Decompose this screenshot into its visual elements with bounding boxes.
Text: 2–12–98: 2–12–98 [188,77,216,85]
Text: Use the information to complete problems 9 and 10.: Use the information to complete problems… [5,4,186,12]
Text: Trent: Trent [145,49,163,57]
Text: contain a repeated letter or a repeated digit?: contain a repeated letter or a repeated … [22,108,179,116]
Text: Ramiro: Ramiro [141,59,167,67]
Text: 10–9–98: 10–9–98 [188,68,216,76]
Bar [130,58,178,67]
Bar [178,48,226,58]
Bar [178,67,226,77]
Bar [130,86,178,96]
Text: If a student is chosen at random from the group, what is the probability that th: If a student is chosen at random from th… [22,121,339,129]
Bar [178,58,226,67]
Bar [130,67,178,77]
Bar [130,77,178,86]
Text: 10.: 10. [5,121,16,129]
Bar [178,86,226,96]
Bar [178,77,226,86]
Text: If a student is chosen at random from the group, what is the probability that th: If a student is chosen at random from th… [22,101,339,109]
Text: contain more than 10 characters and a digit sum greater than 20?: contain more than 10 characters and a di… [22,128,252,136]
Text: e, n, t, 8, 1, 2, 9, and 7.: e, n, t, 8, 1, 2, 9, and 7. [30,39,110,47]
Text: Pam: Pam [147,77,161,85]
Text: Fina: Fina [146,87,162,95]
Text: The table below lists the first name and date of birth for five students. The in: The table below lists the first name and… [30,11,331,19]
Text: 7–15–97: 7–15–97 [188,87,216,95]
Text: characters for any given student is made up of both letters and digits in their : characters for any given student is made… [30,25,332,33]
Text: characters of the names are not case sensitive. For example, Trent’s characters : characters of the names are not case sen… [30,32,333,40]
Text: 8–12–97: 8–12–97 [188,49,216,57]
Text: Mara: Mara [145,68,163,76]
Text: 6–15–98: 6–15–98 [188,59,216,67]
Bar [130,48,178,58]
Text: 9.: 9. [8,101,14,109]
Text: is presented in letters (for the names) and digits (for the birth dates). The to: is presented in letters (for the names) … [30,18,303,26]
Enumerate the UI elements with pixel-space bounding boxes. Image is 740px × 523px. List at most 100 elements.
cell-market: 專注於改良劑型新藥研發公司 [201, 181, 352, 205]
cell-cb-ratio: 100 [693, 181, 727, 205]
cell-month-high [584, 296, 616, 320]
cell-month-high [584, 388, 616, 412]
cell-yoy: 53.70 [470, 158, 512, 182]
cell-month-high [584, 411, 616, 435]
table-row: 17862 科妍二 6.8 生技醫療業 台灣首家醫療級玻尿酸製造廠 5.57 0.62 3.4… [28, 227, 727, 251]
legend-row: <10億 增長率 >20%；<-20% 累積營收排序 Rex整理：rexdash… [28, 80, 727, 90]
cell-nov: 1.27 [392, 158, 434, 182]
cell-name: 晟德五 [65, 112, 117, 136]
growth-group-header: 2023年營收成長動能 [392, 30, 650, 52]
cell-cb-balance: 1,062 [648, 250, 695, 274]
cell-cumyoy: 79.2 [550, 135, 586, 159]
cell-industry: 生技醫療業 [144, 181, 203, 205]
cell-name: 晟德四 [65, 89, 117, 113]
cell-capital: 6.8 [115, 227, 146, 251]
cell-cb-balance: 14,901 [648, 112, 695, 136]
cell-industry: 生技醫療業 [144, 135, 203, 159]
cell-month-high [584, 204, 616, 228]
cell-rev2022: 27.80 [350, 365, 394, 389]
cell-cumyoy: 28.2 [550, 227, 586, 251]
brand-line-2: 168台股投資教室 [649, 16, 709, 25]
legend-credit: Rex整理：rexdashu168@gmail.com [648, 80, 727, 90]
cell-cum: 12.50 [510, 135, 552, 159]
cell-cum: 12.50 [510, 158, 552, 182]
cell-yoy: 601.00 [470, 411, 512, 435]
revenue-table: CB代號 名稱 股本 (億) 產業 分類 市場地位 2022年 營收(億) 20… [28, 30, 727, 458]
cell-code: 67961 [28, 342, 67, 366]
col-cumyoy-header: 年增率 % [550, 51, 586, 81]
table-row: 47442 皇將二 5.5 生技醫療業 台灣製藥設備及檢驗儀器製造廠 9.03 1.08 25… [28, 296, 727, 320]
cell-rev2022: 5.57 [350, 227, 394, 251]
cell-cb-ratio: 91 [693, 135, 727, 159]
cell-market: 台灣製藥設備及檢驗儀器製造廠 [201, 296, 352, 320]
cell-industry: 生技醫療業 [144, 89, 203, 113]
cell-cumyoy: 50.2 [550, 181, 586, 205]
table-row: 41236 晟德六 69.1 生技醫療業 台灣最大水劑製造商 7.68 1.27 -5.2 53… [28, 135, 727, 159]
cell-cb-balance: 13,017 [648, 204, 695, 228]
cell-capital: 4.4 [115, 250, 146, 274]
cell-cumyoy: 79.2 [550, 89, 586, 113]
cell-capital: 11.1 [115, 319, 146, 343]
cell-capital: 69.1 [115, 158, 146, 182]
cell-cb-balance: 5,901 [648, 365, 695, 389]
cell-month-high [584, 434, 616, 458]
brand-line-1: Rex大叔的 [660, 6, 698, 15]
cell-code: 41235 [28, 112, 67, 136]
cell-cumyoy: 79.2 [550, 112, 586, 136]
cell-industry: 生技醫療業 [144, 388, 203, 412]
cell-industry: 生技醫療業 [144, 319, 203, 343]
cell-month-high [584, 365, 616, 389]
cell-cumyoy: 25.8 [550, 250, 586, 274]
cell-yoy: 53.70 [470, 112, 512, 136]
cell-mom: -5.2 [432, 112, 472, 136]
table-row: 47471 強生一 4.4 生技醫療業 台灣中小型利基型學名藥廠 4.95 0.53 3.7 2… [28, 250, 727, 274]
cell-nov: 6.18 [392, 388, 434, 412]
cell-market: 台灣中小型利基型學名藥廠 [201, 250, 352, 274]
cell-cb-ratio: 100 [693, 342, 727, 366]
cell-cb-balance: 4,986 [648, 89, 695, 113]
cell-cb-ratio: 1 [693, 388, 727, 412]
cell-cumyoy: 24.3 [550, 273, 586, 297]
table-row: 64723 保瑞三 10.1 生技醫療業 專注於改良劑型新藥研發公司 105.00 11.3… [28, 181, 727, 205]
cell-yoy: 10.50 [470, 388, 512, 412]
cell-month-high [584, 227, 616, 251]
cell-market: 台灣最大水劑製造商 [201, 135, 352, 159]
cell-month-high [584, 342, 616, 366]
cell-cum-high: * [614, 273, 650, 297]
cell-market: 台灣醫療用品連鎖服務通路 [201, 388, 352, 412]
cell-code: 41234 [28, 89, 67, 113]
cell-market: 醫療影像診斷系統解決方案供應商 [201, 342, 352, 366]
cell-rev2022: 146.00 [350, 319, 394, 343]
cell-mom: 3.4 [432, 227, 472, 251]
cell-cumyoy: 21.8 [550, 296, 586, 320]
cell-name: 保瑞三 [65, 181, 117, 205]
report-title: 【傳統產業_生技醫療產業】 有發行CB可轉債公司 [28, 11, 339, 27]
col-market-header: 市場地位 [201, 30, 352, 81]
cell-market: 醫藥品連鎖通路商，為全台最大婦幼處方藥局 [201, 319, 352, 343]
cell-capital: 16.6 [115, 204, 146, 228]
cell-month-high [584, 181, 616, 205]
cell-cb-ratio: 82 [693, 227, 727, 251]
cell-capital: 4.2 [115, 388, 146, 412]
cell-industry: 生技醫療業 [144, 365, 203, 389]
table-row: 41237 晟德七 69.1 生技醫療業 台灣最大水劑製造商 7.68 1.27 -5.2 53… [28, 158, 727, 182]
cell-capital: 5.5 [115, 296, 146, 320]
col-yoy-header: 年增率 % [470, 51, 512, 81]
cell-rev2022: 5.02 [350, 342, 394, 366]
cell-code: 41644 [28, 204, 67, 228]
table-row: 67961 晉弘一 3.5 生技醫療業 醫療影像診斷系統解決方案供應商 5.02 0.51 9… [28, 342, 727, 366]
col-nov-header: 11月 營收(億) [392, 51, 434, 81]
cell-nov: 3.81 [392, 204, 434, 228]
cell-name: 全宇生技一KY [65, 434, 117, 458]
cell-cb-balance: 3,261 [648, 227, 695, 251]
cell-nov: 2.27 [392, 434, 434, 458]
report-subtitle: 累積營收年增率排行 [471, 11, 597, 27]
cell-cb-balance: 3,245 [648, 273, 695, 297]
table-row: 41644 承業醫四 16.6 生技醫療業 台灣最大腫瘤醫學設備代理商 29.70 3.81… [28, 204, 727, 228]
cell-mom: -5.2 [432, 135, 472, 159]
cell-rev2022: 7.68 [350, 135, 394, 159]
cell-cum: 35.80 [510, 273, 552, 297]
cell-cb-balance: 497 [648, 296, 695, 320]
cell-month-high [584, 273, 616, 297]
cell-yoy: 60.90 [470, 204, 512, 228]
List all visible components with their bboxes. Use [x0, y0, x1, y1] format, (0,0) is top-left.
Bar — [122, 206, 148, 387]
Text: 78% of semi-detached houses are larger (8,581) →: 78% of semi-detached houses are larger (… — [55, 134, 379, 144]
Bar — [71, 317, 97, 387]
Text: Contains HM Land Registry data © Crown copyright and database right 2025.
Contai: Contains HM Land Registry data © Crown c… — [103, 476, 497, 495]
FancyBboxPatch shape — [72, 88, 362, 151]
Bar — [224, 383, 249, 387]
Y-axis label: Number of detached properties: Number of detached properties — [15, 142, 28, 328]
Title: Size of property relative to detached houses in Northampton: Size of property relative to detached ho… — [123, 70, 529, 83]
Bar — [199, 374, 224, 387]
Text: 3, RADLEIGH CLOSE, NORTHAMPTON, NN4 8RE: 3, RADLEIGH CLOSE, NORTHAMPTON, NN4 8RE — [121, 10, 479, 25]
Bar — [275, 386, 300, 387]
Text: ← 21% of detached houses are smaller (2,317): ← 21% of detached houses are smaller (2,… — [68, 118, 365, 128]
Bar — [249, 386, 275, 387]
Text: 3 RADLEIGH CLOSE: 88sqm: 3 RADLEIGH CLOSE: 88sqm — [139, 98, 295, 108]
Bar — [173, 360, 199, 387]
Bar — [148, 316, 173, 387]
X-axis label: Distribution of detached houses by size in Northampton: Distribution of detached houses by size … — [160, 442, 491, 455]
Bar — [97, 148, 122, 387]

+ + + +

Rewrite the rows from the start through the line containing "Bar [130,86,178,96]", inclusive, replacing "Ramiro" with "Ramon" and leaving everything else unchanged. Give only those lines.

◆ **SOLUTION FOR THIS TASK**:
Decompose this screenshot into its visual elements with bounding boxes.
Text: 2–12–98: 2–12–98 [188,77,216,85]
Text: Use the information to complete problems 9 and 10.: Use the information to complete problems… [5,4,186,12]
Text: Trent: Trent [145,49,163,57]
Text: contain a repeated letter or a repeated digit?: contain a repeated letter or a repeated … [22,108,179,116]
Text: Ramon: Ramon [141,59,167,67]
Text: 10–9–98: 10–9–98 [188,68,216,76]
Bar [130,58,178,67]
Bar [178,48,226,58]
Bar [178,67,226,77]
Bar [130,86,178,96]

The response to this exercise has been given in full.